[Data entries for graphics]
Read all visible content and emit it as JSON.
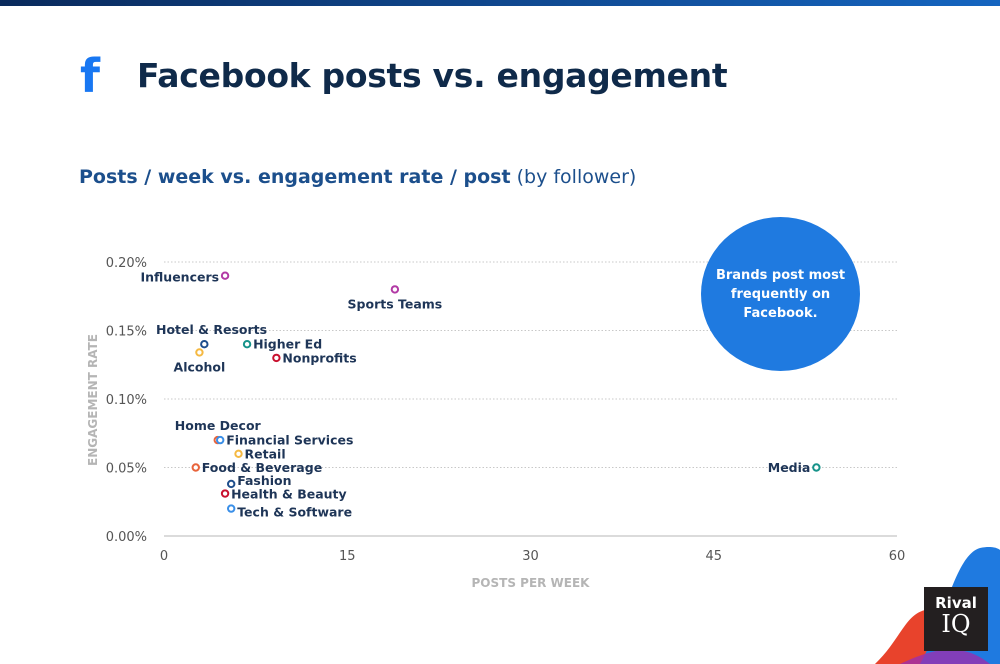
{
  "header": {
    "title": "Facebook posts vs. engagement",
    "brand_icon": "facebook-f-icon",
    "brand_color": "#1877f2"
  },
  "subtitle": {
    "bold": "Posts / week vs. engagement rate / post",
    "normal": "(by follower)"
  },
  "callout": "Brands post most frequently on Facebook.",
  "logo": {
    "line1": "Rival",
    "line2": "IQ"
  },
  "chart_data": {
    "type": "scatter",
    "xlabel": "POSTS PER WEEK",
    "ylabel": "ENGAGEMENT RATE",
    "xlim": [
      0,
      60
    ],
    "ylim": [
      0,
      0.2
    ],
    "xticks": [
      0,
      15,
      30,
      45,
      60
    ],
    "xtick_labels": [
      "0",
      "15",
      "30",
      "45",
      "60"
    ],
    "yticks": [
      0,
      0.05,
      0.1,
      0.15,
      0.2
    ],
    "ytick_labels": [
      "0.00%",
      "0.05%",
      "0.10%",
      "0.15%",
      "0.20%"
    ],
    "grid": "horizontal dotted",
    "points": [
      {
        "label": "Influencers",
        "x": 5.0,
        "y": 0.19,
        "color": "#b23aa5",
        "label_side": "left"
      },
      {
        "label": "Sports Teams",
        "x": 18.9,
        "y": 0.18,
        "color": "#b23aa5",
        "label_side": "below"
      },
      {
        "label": "Hotel & Resorts",
        "x": 3.3,
        "y": 0.14,
        "color": "#1f4e8c",
        "label_side": "above"
      },
      {
        "label": "Alcohol",
        "x": 2.9,
        "y": 0.134,
        "color": "#f5b942",
        "label_side": "below"
      },
      {
        "label": "Higher Ed",
        "x": 6.8,
        "y": 0.14,
        "color": "#17938a",
        "label_side": "right"
      },
      {
        "label": "Nonprofits",
        "x": 9.2,
        "y": 0.13,
        "color": "#c8102e",
        "label_side": "right"
      },
      {
        "label": "Home Decor",
        "x": 4.4,
        "y": 0.07,
        "color": "#e8643c",
        "label_side": "above"
      },
      {
        "label": "Financial Services",
        "x": 4.6,
        "y": 0.07,
        "color": "#3a8fe8",
        "label_side": "right"
      },
      {
        "label": "Retail",
        "x": 6.1,
        "y": 0.06,
        "color": "#f5b942",
        "label_side": "right"
      },
      {
        "label": "Food & Beverage",
        "x": 2.6,
        "y": 0.05,
        "color": "#e8643c",
        "label_side": "right"
      },
      {
        "label": "Fashion",
        "x": 5.5,
        "y": 0.038,
        "color": "#1f4e8c",
        "label_side": "right"
      },
      {
        "label": "Health & Beauty",
        "x": 5.0,
        "y": 0.031,
        "color": "#c8102e",
        "label_side": "right"
      },
      {
        "label": "Tech & Software",
        "x": 5.5,
        "y": 0.02,
        "color": "#3a8fe8",
        "label_side": "right"
      },
      {
        "label": "Media",
        "x": 53.4,
        "y": 0.05,
        "color": "#17938a",
        "label_side": "left"
      }
    ]
  }
}
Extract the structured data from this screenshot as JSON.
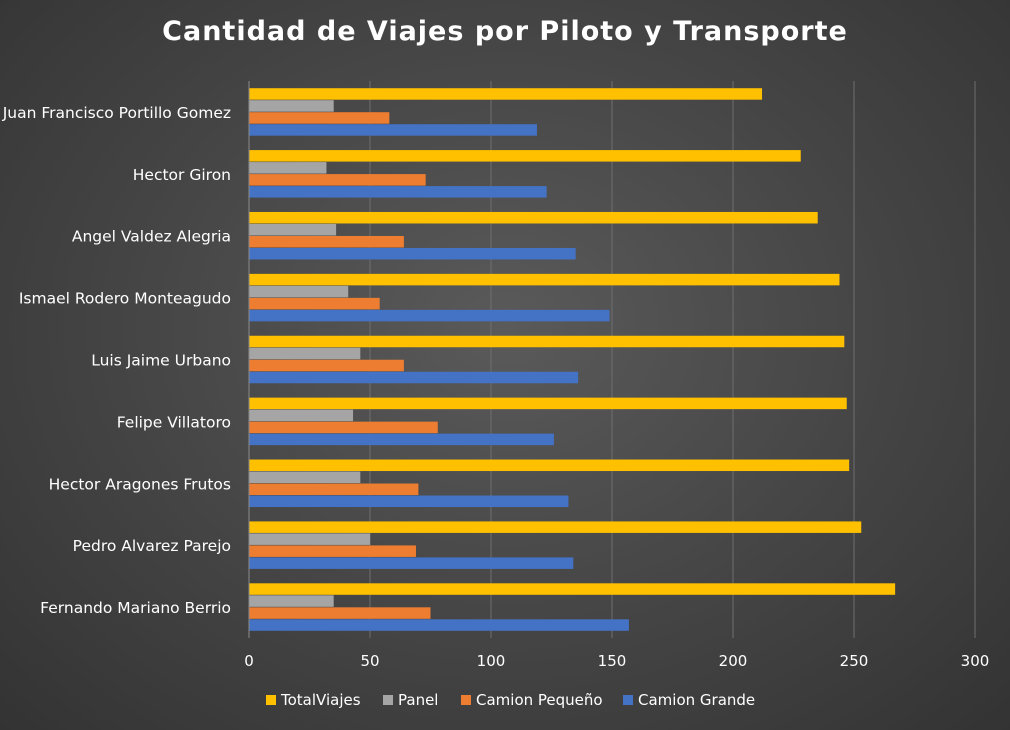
{
  "chart_data": {
    "type": "bar",
    "orientation": "horizontal",
    "title": "Cantidad de Viajes por Piloto y Transporte",
    "xlabel": "",
    "ylabel": "",
    "xlim": [
      0,
      300
    ],
    "x_ticks": [
      0,
      50,
      100,
      150,
      200,
      250,
      300
    ],
    "grid": true,
    "legend_position": "bottom",
    "categories": [
      "Juan Francisco Portillo Gomez",
      "Hector Giron",
      "Angel Valdez Alegria",
      "Ismael Rodero Monteagudo",
      "Luis Jaime Urbano",
      "Felipe Villatoro",
      "Hector Aragones Frutos",
      "Pedro Alvarez Parejo",
      "Fernando Mariano Berrio"
    ],
    "series": [
      {
        "name": "TotalViajes",
        "color": "#ffc000",
        "values": [
          212,
          228,
          235,
          244,
          246,
          247,
          248,
          253,
          267
        ]
      },
      {
        "name": "Panel",
        "color": "#a5a5a5",
        "values": [
          35,
          32,
          36,
          41,
          46,
          43,
          46,
          50,
          35
        ]
      },
      {
        "name": "Camion Pequeño",
        "color": "#ed7d31",
        "values": [
          58,
          73,
          64,
          54,
          64,
          78,
          70,
          69,
          75
        ]
      },
      {
        "name": "Camion Grande",
        "color": "#4472c4",
        "values": [
          119,
          123,
          135,
          149,
          136,
          126,
          132,
          134,
          157
        ]
      }
    ]
  }
}
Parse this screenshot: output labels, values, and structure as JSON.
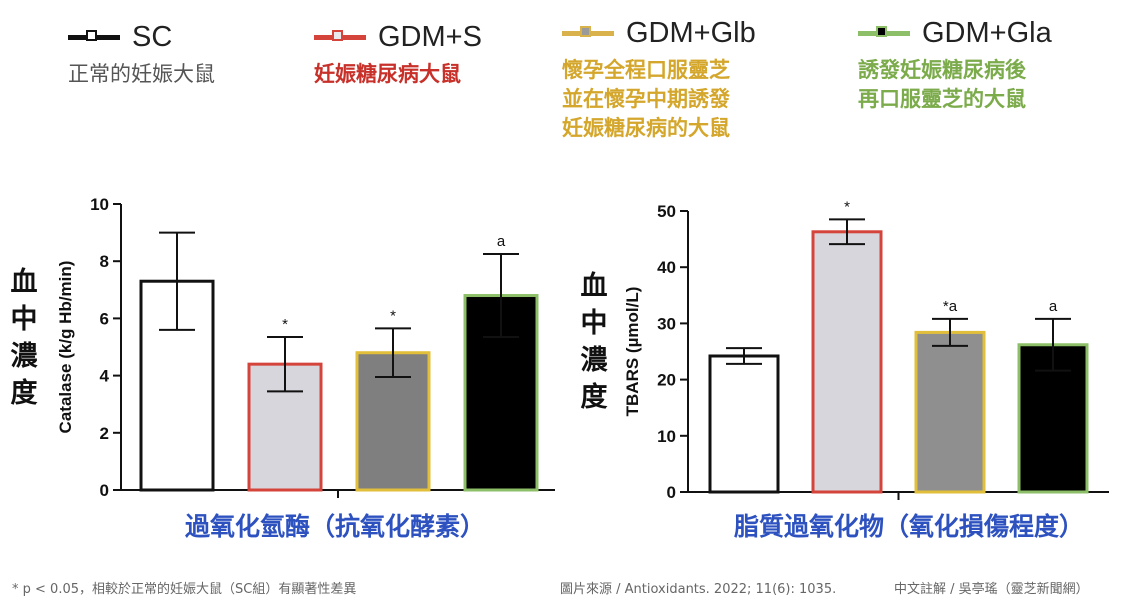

## TASK DESCRIPTION
Restate the data above word for word. Do not include the images.

## ANSWER IN FULL
Read all visible content and emit it as JSON.
{
  "header": {
    "title": "Facebook posts vs. engagement",
    "brand_icon": "facebook-f-icon",
    "brand_color": "#1877f2"
  },
  "subtitle": {
    "bold": "Posts / week vs. engagement rate / post",
    "normal": "(by follower)"
  },
  "callout": "Brands post most frequently on Facebook.",
  "logo": {
    "line1": "Rival",
    "line2": "IQ"
  },
  "chart_data": {
    "type": "scatter",
    "xlabel": "POSTS PER WEEK",
    "ylabel": "ENGAGEMENT RATE",
    "xlim": [
      0,
      60
    ],
    "ylim": [
      0,
      0.2
    ],
    "xticks": [
      0,
      15,
      30,
      45,
      60
    ],
    "xtick_labels": [
      "0",
      "15",
      "30",
      "45",
      "60"
    ],
    "yticks": [
      0,
      0.05,
      0.1,
      0.15,
      0.2
    ],
    "ytick_labels": [
      "0.00%",
      "0.05%",
      "0.10%",
      "0.15%",
      "0.20%"
    ],
    "grid": "horizontal dotted",
    "points": [
      {
        "label": "Influencers",
        "x": 5.0,
        "y": 0.19,
        "color": "#b23aa5",
        "label_side": "left"
      },
      {
        "label": "Sports Teams",
        "x": 18.9,
        "y": 0.18,
        "color": "#b23aa5",
        "label_side": "below"
      },
      {
        "label": "Hotel & Resorts",
        "x": 3.3,
        "y": 0.14,
        "color": "#1f4e8c",
        "label_side": "above"
      },
      {
        "label": "Alcohol",
        "x": 2.9,
        "y": 0.134,
        "color": "#f5b942",
        "label_side": "below"
      },
      {
        "label": "Higher Ed",
        "x": 6.8,
        "y": 0.14,
        "color": "#17938a",
        "label_side": "right"
      },
      {
        "label": "Nonprofits",
        "x": 9.2,
        "y": 0.13,
        "color": "#c8102e",
        "label_side": "right"
      },
      {
        "label": "Home Decor",
        "x": 4.4,
        "y": 0.07,
        "color": "#e8643c",
        "label_side": "above"
      },
      {
        "label": "Financial Services",
        "x": 4.6,
        "y": 0.07,
        "color": "#3a8fe8",
        "label_side": "right"
      },
      {
        "label": "Retail",
        "x": 6.1,
        "y": 0.06,
        "color": "#f5b942",
        "label_side": "right"
      },
      {
        "label": "Food & Beverage",
        "x": 2.6,
        "y": 0.05,
        "color": "#e8643c",
        "label_side": "right"
      },
      {
        "label": "Fashion",
        "x": 5.5,
        "y": 0.038,
        "color": "#1f4e8c",
        "label_side": "right"
      },
      {
        "label": "Health & Beauty",
        "x": 5.0,
        "y": 0.031,
        "color": "#c8102e",
        "label_side": "right"
      },
      {
        "label": "Tech & Software",
        "x": 5.5,
        "y": 0.02,
        "color": "#3a8fe8",
        "label_side": "right"
      },
      {
        "label": "Media",
        "x": 53.4,
        "y": 0.05,
        "color": "#17938a",
        "label_side": "left"
      }
    ]
  }
}
Extract the structured data from this screenshot as JSON.
{
  "chart_data": {
    "type": "bar",
    "orientation": "horizontal",
    "title": "Cantidad de Viajes por Piloto y Transporte",
    "xlabel": "",
    "ylabel": "",
    "xlim": [
      0,
      300
    ],
    "x_ticks": [
      0,
      50,
      100,
      150,
      200,
      250,
      300
    ],
    "grid": true,
    "legend_position": "bottom",
    "categories": [
      "Juan Francisco Portillo Gomez",
      "Hector Giron",
      "Angel Valdez Alegria",
      "Ismael Rodero Monteagudo",
      "Luis Jaime Urbano",
      "Felipe Villatoro",
      "Hector Aragones Frutos",
      "Pedro Alvarez Parejo",
      "Fernando Mariano Berrio"
    ],
    "series": [
      {
        "name": "TotalViajes",
        "color": "#ffc000",
        "values": [
          212,
          228,
          235,
          244,
          246,
          247,
          248,
          253,
          267
        ]
      },
      {
        "name": "Panel",
        "color": "#a5a5a5",
        "values": [
          35,
          32,
          36,
          41,
          46,
          43,
          46,
          50,
          35
        ]
      },
      {
        "name": "Camion Pequeño",
        "color": "#ed7d31",
        "values": [
          58,
          73,
          64,
          54,
          64,
          78,
          70,
          69,
          75
        ]
      },
      {
        "name": "Camion Grande",
        "color": "#4472c4",
        "values": [
          119,
          123,
          135,
          149,
          136,
          126,
          132,
          134,
          157
        ]
      }
    ]
  }
}
Parse this screenshot: output labels, values, and structure as JSON.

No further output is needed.